Your task is to copy the material exactly.

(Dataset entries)
--- BEGIN ---

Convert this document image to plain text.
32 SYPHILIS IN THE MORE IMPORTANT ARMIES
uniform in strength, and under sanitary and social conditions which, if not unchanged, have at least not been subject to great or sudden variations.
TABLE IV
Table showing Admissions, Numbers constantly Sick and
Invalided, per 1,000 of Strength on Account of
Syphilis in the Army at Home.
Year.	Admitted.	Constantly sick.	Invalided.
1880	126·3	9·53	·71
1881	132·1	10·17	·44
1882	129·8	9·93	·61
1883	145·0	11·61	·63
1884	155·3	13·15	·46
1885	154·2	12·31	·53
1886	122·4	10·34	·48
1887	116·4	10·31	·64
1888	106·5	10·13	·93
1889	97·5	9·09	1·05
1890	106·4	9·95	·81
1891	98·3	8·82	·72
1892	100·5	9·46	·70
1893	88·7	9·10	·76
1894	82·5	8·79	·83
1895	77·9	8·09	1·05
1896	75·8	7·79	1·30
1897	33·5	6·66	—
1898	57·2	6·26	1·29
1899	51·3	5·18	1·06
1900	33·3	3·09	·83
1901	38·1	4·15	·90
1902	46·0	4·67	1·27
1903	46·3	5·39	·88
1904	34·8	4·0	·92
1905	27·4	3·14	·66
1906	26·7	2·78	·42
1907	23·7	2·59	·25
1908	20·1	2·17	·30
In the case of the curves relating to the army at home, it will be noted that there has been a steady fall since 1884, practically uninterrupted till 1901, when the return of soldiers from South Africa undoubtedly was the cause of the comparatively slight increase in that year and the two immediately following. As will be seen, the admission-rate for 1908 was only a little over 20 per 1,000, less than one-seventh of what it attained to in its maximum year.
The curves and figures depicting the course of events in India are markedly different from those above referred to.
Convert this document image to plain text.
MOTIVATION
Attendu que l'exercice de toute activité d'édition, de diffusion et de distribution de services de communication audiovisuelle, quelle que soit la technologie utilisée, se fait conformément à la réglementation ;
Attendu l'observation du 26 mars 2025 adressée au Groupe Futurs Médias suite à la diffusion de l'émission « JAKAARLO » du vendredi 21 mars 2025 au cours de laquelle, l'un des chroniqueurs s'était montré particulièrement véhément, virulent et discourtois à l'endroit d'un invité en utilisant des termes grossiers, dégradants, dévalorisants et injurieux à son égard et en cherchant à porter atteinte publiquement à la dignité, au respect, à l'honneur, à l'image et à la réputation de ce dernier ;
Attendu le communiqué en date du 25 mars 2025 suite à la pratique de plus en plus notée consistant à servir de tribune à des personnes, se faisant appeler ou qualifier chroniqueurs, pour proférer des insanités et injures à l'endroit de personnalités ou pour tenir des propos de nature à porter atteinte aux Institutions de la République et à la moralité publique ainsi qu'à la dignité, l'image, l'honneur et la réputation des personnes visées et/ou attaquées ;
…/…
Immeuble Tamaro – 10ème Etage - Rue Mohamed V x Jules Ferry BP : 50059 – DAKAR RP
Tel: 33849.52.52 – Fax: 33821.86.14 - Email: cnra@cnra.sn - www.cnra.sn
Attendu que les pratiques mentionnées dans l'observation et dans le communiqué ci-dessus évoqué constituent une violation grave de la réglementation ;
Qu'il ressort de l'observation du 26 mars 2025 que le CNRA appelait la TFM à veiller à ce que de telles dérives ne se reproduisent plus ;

--- END ---

— Written reply —
Convert this document image to plain text.
32 SYPHILIS IN THE MORE IMPORTANT ARMIES
uniform in strength, and under sanitary and social conditions which, if not unchanged, have at least not been subject to great or sudden variations.
TABLE IV
Table showing Admissions, Numbers constantly Sick and
Invalided, per 1,000 of Strength on Account of
Syphilis in the Army at Home.
Year.	Admitted.	Constantly sick.	Invalided.
1880	126·3	9·53	·71
1881	132·1	10·17	·44
1882	129·8	9·93	·61
1883	145·0	11·61	·63
1884	155·3	13·15	·46
1885	154·2	12·31	·53
1886	122·4	10·34	·48
1887	116·4	10·31	·64
1888	106·5	10·13	·93
1889	97·5	9·09	1·05
1890	106·4	9·95	·81
1891	98·3	8·82	·72
1892	100·5	9·46	·70
1893	88·7	9·10	·76
1894	82·5	8·79	·83
1895	77·9	8·09	1·05
1896	75·8	7·79	1·30
1897	33·5	6·66	—
1898	57·2	6·26	1·29
1899	51·3	5·18	1·06
1900	33·3	3·09	·83
1901	38·1	4·15	·90
1902	46·0	4·67	1·27
1903	46·3	5·39	·88
1904	34·8	4·0	·92
1905	27·4	3·14	·66
1906	26·7	2·78	·42
1907	23·7	2·59	·25
1908	20·1	2·17	·30
In the case of the curves relating to the army at home, it will be noted that there has been a steady fall since 1884, practically uninterrupted till 1901, when the return of soldiers from South Africa undoubtedly was the cause of the comparatively slight increase in that year and the two immediately following. As will be seen, the admission-rate for 1908 was only a little over 20 per 1,000, less than one-seventh of what it attained to in its maximum year.
The curves and figures depicting the course of events in India are markedly different from those above referred to.
Convert this document image to plain text.
MOTIVATION
Attendu que l'exercice de toute activité d'édition, de diffusion et de distribution de services de communication audiovisuelle, quelle que soit la technologie utilisée, se fait conformément à la réglementation ;
Attendu l'observation du 26 mars 2025 adressée au Groupe Futurs Médias suite à la diffusion de l'émission « JAKAARLO » du vendredi 21 mars 2025 au cours de laquelle, l'un des chroniqueurs s'était montré particulièrement véhément, virulent et discourtois à l'endroit d'un invité en utilisant des termes grossiers, dégradants, dévalorisants et injurieux à son égard et en cherchant à porter atteinte publiquement à la dignité, au respect, à l'honneur, à l'image et à la réputation de ce dernier ;
Attendu le communiqué en date du 25 mars 2025 suite à la pratique de plus en plus notée consistant à servir de tribune à des personnes, se faisant appeler ou qualifier chroniqueurs, pour proférer des insanités et injures à l'endroit de personnalités ou pour tenir des propos de nature à porter atteinte aux Institutions de la République et à la moralité publique ainsi qu'à la dignité, l'image, l'honneur et la réputation des personnes visées et/ou attaquées ;
…/…
Immeuble Tamaro – 10ème Etage - Rue Mohamed V x Jules Ferry BP : 50059 – DAKAR RP
Tel: 33849.52.52 – Fax: 33821.86.14 - Email: cnra@cnra.sn - www.cnra.sn
Attendu que les pratiques mentionnées dans l'observation et dans le communiqué ci-dessus évoqué constituent une violation grave de la réglementation ;
Qu'il ressort de l'observation du 26 mars 2025 que le CNRA appelait la TFM à veiller à ce que de telles dérives ne se reproduisent plus ;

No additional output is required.